-- Start of Records --

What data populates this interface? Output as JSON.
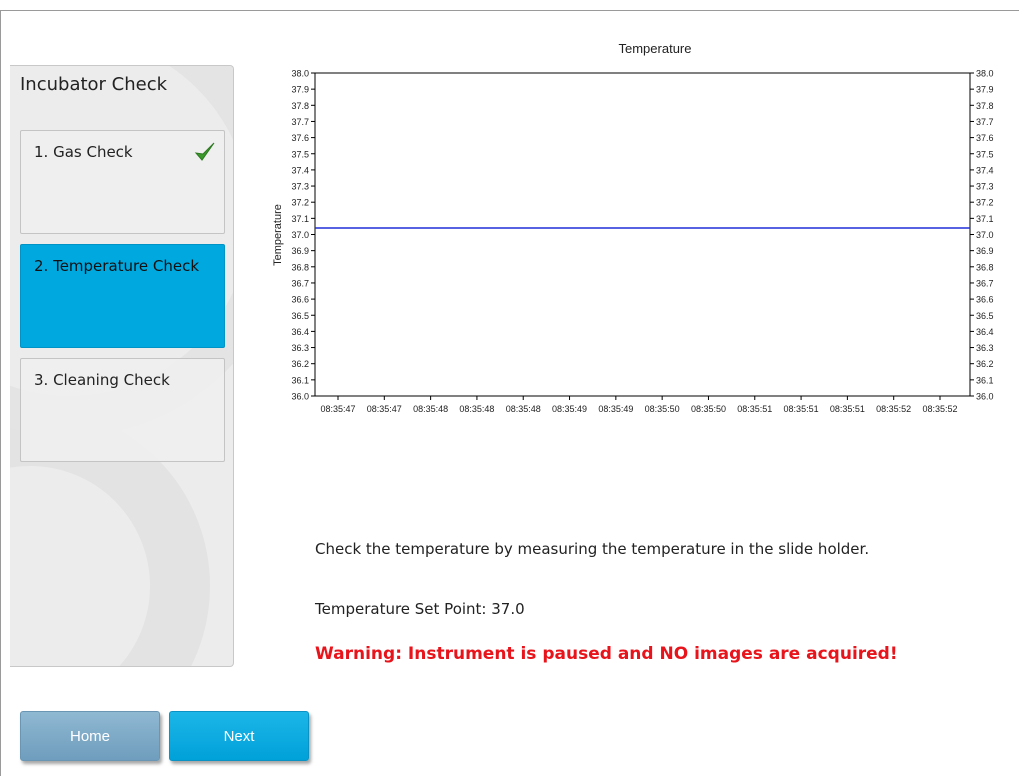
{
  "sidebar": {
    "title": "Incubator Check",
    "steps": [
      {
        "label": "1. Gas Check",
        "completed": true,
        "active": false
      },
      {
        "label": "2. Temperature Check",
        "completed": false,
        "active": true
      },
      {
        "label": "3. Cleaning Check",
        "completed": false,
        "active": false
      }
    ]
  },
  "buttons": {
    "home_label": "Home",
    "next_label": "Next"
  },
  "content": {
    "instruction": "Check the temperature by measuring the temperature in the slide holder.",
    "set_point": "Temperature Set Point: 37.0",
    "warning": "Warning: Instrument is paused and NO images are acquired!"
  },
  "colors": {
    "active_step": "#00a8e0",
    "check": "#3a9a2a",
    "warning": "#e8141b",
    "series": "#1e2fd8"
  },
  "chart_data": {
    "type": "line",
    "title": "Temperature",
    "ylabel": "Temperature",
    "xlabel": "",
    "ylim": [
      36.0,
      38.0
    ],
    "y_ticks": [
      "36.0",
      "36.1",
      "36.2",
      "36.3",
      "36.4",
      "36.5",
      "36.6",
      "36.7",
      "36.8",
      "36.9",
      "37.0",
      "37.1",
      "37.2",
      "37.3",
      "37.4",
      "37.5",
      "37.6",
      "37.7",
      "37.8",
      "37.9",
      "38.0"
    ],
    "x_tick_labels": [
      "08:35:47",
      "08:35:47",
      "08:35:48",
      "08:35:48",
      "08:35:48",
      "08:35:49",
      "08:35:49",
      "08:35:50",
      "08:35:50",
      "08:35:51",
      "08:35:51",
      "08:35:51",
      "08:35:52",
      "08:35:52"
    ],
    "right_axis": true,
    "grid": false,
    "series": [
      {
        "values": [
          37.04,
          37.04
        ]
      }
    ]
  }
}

-- End of Records --

Request:
Show all lines from the data above in which the word "warning" appears.

Solution to this task:
    "warning": "Warning: Instrument is paused and NO images are acquired!"
    "warning": "#e8141b",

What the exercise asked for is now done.